**OBJECTIVE:** From the records below, pull each line that has "Tracking".

════════════════════

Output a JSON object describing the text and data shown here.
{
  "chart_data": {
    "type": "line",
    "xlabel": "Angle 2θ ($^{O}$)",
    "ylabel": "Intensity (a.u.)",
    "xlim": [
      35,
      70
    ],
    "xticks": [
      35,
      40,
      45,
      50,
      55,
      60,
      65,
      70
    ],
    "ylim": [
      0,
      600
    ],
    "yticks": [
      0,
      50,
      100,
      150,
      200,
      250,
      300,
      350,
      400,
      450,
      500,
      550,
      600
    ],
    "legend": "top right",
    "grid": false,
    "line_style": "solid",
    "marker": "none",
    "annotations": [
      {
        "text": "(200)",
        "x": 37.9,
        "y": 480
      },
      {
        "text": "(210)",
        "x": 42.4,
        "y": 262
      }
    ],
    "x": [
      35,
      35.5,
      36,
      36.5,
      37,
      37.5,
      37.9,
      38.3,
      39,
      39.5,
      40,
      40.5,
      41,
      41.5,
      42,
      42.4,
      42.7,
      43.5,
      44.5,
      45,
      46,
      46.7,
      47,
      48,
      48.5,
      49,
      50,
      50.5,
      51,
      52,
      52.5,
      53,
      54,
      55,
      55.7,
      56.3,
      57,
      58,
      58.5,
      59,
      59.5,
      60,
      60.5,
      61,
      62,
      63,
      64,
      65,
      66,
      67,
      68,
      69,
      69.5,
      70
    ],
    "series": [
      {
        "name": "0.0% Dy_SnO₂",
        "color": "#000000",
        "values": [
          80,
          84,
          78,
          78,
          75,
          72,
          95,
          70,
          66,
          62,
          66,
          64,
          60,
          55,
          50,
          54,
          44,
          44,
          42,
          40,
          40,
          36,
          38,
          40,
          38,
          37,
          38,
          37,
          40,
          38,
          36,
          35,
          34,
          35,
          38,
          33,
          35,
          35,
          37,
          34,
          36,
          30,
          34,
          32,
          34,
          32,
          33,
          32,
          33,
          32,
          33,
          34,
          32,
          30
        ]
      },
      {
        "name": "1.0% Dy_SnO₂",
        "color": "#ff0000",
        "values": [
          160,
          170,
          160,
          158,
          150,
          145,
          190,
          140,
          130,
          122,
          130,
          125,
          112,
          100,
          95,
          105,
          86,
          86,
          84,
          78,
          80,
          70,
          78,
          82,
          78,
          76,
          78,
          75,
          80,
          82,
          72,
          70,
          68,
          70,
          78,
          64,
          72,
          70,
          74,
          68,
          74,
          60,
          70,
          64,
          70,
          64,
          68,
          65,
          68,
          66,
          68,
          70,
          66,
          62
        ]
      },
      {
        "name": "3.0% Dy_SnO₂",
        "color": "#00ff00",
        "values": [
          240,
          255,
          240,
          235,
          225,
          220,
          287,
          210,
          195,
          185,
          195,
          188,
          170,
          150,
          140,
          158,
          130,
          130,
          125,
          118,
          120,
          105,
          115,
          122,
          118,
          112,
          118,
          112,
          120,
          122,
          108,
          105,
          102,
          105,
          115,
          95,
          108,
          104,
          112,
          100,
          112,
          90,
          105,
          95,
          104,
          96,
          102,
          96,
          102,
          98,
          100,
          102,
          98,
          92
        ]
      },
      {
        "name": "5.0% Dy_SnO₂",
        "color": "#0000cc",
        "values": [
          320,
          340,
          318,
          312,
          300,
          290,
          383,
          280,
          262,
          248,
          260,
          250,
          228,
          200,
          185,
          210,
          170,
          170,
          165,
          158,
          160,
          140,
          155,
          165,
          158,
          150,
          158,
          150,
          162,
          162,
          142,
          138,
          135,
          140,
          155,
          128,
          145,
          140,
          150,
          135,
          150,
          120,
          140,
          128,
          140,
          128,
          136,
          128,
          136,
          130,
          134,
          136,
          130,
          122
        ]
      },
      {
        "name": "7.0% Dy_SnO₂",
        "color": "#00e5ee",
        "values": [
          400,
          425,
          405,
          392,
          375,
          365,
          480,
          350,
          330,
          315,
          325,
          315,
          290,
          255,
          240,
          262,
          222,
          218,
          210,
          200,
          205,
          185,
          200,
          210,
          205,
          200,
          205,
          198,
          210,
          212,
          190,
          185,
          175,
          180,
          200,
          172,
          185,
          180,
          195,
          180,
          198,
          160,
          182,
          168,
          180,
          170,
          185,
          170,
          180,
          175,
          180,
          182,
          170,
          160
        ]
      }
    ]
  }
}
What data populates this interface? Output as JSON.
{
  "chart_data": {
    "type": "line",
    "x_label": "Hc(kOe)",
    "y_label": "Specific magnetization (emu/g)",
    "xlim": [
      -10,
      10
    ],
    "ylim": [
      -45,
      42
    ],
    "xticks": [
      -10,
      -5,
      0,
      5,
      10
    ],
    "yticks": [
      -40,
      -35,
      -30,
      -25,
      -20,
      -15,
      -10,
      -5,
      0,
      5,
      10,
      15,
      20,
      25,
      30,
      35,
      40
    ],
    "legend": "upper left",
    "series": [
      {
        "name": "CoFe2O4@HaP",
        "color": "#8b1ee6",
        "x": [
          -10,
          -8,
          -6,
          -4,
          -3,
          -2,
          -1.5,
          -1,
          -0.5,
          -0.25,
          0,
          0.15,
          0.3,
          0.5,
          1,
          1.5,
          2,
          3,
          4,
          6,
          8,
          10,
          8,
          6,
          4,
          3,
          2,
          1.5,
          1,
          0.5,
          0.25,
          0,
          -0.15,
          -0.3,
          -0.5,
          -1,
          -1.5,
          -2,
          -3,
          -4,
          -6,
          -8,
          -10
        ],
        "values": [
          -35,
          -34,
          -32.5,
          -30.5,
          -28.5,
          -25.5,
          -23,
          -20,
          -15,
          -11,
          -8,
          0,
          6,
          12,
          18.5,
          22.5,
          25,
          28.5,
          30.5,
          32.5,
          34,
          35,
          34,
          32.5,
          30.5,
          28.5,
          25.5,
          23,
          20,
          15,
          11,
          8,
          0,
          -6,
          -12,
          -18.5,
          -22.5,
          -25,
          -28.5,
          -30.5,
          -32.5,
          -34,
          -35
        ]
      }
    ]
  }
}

════════════════════

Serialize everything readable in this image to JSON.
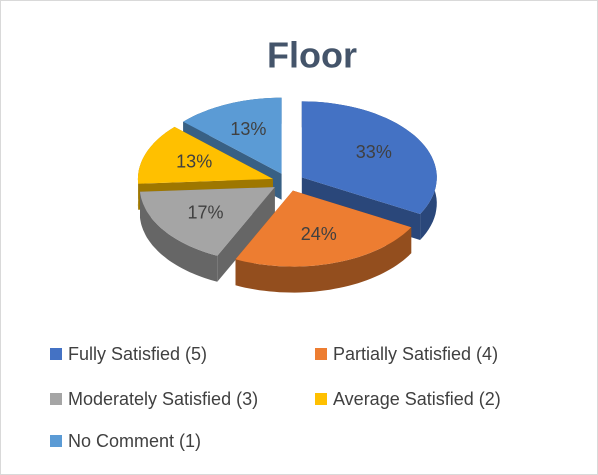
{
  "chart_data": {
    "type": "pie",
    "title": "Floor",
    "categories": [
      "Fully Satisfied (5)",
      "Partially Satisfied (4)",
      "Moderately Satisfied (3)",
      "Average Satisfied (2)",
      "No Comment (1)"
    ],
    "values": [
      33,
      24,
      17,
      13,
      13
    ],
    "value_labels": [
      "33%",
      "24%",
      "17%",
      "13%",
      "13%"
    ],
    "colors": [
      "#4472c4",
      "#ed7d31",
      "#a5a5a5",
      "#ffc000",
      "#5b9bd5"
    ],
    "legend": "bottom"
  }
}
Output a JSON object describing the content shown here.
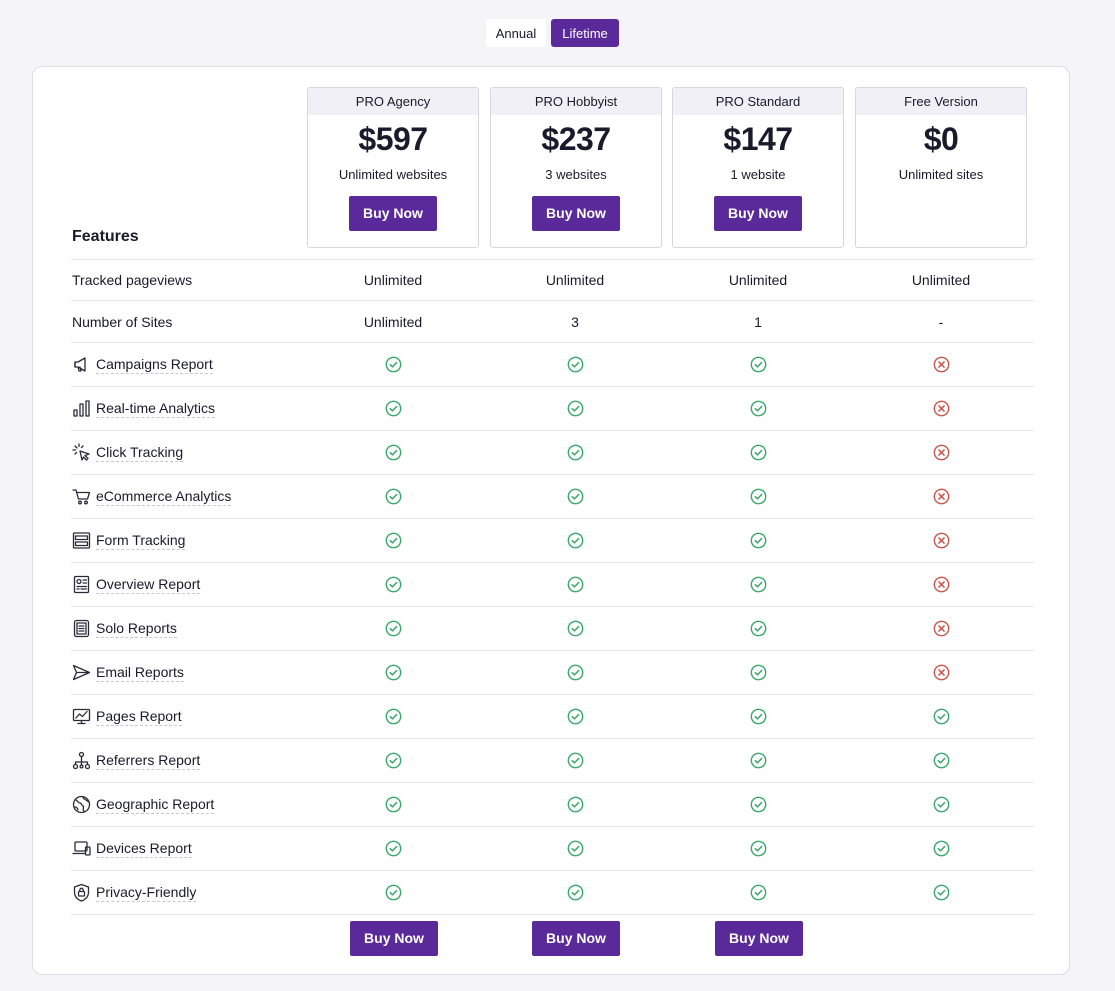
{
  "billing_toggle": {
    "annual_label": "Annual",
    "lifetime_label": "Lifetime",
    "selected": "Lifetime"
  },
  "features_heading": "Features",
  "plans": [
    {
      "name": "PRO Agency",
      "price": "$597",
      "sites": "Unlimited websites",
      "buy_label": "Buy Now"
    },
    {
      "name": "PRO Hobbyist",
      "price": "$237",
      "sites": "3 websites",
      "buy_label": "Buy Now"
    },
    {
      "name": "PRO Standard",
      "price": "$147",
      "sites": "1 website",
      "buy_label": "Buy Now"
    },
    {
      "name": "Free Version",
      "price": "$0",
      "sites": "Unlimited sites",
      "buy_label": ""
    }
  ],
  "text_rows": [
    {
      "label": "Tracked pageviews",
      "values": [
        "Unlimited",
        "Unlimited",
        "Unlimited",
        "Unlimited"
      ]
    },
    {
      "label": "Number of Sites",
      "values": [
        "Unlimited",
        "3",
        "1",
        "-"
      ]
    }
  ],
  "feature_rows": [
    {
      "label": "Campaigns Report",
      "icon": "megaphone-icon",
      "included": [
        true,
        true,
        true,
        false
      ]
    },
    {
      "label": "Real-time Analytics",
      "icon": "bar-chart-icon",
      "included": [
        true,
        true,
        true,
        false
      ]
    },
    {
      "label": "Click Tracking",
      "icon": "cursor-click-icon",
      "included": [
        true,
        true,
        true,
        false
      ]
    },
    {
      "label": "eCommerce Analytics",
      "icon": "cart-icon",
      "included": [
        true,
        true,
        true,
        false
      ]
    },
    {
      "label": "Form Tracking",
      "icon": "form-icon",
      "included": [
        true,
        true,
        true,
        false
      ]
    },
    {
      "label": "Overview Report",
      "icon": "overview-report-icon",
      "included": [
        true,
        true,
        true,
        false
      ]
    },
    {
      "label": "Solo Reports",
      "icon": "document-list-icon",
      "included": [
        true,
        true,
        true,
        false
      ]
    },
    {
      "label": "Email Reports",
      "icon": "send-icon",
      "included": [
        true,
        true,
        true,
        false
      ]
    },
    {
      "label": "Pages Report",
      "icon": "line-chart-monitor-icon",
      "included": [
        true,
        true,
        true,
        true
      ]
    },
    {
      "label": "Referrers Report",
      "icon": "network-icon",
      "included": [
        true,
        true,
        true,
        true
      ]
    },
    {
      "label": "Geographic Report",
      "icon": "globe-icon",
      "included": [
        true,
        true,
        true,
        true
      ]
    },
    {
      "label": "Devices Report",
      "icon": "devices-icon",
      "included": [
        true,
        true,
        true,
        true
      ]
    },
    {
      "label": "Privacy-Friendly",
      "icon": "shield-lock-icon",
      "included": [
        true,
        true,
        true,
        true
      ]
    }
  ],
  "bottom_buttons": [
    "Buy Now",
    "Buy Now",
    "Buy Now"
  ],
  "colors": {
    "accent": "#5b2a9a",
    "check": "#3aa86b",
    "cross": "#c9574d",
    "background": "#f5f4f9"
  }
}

════════════════════

**RESULT OF THIS EXERCISE:**
      "label": "Click Tracking",
      "label": "Form Tracking",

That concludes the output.